◆ **TASK TO COMPLETE**:
Copy all lines below containing "results".

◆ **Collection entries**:

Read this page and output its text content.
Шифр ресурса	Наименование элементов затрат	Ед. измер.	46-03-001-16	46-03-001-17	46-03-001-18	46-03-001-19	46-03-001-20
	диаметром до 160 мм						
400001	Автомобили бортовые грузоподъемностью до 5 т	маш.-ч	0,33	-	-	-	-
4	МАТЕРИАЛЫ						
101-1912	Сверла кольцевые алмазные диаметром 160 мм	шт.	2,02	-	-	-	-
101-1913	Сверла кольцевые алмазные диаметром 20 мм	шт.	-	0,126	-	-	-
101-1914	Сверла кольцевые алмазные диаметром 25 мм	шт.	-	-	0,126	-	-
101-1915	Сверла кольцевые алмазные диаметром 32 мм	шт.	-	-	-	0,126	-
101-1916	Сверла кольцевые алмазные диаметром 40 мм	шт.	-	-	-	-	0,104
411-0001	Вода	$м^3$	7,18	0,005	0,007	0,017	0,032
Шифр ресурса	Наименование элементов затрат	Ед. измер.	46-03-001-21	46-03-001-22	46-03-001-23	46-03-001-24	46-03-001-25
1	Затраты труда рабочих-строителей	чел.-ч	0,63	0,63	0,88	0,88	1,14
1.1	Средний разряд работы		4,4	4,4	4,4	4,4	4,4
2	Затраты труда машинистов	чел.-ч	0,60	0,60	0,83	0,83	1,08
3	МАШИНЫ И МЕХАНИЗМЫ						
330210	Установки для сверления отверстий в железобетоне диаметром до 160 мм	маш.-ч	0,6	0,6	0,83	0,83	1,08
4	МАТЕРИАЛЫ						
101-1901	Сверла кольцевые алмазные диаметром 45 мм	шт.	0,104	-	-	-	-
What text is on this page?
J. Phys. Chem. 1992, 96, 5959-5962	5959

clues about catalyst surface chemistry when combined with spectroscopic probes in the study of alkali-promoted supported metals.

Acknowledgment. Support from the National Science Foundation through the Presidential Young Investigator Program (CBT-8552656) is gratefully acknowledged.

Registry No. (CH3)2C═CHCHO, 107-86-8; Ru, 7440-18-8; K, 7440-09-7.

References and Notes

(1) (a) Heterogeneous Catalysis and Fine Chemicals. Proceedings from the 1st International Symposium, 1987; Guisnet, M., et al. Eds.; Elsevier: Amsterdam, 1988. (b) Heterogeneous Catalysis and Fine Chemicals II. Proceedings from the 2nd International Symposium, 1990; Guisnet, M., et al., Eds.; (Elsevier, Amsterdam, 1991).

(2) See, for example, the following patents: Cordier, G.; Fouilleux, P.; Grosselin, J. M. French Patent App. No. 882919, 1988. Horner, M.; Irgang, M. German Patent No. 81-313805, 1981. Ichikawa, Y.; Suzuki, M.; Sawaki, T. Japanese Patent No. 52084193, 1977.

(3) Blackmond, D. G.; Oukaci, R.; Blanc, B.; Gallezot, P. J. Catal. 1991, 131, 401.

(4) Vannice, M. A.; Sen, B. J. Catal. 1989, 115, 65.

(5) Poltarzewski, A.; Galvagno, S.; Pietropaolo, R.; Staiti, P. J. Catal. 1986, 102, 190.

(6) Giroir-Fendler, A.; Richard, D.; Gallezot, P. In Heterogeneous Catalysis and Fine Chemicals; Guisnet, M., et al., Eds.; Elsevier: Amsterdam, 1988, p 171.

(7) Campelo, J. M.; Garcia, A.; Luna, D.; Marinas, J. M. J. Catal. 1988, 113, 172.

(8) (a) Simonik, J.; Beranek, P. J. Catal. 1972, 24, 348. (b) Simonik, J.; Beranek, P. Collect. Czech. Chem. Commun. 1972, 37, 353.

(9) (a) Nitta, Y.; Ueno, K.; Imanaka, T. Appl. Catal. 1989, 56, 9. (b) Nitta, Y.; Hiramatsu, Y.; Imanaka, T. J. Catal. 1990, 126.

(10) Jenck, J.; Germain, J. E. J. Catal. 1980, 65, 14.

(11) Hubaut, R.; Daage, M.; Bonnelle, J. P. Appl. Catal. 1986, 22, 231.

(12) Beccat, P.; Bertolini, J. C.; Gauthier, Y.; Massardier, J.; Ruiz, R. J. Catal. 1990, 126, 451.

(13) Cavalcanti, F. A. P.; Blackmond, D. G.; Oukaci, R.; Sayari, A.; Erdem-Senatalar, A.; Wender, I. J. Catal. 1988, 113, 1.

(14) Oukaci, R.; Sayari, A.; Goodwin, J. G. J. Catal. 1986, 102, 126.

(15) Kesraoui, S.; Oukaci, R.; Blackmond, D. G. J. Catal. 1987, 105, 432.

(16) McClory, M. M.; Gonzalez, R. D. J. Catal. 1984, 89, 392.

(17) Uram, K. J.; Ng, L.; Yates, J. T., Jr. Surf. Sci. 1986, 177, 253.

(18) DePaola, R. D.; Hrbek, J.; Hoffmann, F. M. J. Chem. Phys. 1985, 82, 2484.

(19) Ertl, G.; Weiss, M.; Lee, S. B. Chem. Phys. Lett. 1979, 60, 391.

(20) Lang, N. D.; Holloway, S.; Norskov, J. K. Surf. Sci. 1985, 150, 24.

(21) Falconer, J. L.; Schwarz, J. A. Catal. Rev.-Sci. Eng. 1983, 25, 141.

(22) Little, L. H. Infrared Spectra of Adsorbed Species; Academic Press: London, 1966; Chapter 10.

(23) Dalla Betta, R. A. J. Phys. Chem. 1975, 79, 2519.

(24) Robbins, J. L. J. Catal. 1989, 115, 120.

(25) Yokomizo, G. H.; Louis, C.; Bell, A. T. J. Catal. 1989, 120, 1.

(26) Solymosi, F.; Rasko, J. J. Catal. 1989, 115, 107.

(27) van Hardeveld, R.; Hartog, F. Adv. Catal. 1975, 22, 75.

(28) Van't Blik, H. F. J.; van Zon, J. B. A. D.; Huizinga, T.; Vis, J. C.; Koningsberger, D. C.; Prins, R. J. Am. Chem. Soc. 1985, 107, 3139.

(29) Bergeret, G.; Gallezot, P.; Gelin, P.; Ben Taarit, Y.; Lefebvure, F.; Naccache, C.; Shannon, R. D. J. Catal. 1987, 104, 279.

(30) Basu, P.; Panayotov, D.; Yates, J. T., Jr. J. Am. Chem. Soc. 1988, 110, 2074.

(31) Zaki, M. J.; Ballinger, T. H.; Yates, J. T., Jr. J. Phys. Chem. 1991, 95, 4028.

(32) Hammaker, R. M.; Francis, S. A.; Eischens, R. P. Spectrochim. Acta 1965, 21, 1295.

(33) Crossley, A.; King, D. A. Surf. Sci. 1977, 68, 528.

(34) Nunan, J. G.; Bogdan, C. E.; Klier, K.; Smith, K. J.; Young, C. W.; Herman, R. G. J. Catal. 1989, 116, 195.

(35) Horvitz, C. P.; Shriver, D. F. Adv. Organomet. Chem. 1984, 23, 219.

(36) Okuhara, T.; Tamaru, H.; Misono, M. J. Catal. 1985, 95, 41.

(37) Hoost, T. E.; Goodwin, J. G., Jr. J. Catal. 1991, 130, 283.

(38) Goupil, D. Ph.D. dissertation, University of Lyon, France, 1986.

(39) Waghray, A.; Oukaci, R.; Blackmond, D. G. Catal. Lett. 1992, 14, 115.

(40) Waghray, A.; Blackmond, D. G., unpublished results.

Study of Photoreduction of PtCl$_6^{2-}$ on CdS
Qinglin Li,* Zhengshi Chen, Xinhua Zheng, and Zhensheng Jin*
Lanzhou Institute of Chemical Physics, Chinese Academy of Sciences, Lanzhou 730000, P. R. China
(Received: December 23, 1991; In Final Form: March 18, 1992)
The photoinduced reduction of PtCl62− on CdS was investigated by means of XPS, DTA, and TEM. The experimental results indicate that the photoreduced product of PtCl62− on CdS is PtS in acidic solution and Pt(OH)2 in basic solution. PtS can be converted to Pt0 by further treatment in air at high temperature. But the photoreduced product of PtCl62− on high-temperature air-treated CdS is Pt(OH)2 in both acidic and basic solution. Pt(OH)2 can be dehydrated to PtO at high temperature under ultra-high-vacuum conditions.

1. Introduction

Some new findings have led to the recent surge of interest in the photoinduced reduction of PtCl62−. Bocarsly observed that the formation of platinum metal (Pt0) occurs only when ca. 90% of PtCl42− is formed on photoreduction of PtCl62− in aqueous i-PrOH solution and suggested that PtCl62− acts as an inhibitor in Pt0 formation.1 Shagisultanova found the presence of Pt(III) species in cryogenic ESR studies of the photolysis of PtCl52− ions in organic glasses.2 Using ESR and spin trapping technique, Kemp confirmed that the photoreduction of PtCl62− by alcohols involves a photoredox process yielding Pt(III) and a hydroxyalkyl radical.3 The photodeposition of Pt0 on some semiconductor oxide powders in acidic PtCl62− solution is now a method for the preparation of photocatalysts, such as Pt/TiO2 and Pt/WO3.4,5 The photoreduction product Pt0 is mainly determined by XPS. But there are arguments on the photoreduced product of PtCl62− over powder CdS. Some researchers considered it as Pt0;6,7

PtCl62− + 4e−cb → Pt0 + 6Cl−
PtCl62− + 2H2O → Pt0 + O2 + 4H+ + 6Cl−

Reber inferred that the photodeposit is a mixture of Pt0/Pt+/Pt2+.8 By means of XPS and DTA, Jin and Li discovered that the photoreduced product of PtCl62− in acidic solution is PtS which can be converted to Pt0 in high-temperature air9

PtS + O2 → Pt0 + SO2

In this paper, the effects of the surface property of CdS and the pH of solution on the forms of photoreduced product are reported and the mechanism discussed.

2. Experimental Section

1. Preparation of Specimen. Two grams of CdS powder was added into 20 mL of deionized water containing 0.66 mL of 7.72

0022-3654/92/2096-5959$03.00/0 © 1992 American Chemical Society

◆ **SOLUTION TO THIS EXERCISE**:
(40) Waghray, A.; Blackmond, D. G., unpublished results.
The photoinduced reduction of PtCl62− on CdS was investigated by means of XPS, DTA, and TEM. The experimental results indicate that the photoreduced product of PtCl62− on CdS is PtS in acidic solution and Pt(OH)2 in basic solution. PtS can be converted to Pt0 by further treatment in air at high temperature. But the photoreduced product of PtCl62− on high-temperature air-treated CdS is Pt(OH)2 in both acidic and basic solution. Pt(OH)2 can be dehydrated to PtO at high temperature under ultra-high-vacuum conditions.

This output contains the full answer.